State how many lines contain "title", and write nothing except that count.

- [EXCERPTED RECORDS]:
## start
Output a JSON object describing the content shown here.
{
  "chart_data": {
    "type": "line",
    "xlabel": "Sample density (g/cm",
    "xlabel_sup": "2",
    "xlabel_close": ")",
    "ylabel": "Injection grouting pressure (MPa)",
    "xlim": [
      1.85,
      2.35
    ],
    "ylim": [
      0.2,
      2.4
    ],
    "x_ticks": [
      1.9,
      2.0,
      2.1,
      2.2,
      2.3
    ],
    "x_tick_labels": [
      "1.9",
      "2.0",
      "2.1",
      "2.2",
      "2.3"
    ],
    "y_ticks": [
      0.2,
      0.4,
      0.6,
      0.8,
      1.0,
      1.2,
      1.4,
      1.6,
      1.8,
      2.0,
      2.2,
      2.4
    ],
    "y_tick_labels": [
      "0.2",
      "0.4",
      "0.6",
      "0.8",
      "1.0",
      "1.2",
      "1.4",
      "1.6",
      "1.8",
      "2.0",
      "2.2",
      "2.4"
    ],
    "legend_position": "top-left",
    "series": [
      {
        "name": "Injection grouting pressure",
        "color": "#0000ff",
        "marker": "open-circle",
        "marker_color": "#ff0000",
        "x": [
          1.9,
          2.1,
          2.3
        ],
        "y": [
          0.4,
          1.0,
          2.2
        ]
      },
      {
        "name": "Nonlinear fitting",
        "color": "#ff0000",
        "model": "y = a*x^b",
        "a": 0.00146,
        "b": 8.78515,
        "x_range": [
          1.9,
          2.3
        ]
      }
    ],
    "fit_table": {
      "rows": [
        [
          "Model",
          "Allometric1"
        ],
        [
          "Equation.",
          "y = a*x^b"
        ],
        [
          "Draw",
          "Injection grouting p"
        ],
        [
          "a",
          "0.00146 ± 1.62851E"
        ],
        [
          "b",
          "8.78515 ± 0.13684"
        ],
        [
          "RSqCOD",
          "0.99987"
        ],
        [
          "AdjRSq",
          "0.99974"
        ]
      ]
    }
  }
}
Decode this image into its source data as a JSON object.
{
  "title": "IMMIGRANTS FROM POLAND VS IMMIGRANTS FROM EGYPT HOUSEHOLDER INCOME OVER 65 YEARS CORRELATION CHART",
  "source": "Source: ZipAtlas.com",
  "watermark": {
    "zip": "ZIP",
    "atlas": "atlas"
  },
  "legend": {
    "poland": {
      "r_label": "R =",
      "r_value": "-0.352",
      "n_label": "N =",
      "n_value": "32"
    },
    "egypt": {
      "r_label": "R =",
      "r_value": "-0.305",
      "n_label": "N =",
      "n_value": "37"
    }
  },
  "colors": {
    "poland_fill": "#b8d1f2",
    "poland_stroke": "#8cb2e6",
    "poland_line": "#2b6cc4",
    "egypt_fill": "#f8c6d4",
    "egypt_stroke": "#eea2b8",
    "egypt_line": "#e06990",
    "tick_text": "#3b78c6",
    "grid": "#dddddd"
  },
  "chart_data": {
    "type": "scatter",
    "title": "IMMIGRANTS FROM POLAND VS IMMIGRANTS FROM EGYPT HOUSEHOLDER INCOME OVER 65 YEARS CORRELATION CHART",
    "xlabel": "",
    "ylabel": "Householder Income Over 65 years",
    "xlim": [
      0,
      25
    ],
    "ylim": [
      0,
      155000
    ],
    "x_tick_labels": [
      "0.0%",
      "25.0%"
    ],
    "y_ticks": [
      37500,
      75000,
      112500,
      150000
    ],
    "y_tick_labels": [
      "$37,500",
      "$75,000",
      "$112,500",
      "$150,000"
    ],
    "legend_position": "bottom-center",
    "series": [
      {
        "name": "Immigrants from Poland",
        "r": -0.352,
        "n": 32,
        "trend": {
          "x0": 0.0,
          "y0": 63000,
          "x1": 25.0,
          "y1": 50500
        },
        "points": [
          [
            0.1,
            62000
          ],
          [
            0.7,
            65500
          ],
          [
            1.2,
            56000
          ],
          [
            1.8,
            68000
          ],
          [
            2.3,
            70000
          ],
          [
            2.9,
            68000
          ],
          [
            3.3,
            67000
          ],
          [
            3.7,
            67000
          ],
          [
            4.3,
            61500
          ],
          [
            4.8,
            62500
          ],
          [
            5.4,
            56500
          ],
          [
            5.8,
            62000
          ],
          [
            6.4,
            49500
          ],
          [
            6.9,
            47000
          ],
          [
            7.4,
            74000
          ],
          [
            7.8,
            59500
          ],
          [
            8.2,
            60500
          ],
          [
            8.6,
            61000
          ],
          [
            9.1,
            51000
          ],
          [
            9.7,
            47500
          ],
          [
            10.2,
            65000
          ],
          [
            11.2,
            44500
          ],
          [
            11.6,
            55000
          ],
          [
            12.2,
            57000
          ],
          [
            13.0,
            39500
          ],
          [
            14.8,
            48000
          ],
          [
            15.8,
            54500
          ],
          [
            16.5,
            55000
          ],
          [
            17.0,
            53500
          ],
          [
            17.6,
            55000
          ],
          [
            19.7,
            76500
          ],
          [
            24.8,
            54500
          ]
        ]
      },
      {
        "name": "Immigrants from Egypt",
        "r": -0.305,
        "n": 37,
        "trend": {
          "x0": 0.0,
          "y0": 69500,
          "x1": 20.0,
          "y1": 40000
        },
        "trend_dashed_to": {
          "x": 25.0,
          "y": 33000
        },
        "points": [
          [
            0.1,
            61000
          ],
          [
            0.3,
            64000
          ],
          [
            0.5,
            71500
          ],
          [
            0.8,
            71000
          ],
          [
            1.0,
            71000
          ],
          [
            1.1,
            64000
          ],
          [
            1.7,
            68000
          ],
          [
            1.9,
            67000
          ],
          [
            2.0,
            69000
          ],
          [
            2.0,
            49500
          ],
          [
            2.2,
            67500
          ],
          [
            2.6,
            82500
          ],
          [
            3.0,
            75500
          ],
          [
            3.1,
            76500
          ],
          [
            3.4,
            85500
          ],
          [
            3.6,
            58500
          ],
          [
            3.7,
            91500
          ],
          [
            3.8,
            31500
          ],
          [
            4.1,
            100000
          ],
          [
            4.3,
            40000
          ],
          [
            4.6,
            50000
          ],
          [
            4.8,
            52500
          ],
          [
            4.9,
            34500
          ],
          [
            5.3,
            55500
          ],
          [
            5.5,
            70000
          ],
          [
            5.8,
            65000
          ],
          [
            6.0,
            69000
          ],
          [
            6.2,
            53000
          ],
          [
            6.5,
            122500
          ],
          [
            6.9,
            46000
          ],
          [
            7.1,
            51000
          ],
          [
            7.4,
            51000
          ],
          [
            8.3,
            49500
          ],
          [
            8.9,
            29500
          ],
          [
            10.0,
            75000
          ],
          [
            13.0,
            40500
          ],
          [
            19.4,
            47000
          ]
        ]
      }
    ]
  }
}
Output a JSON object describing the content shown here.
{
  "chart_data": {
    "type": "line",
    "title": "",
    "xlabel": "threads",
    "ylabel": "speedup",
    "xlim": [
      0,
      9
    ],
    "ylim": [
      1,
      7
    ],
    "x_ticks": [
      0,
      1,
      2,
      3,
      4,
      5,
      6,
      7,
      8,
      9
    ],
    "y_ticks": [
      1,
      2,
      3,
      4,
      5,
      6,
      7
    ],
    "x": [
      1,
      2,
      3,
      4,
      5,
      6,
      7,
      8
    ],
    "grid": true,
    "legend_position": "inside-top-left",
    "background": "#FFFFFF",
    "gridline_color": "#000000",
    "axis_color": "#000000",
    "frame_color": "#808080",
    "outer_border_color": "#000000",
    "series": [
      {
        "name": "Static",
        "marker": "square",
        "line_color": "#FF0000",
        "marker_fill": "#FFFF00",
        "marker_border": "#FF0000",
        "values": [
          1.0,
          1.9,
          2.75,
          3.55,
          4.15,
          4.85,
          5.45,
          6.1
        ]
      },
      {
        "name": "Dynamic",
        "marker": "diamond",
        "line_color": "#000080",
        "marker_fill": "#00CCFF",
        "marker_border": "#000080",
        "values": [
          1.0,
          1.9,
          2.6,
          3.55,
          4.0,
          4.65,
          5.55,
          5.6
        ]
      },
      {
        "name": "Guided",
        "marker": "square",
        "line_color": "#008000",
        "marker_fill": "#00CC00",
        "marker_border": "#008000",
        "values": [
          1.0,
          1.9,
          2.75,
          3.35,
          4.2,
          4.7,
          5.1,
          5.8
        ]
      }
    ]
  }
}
## end
- [RESULT]: 3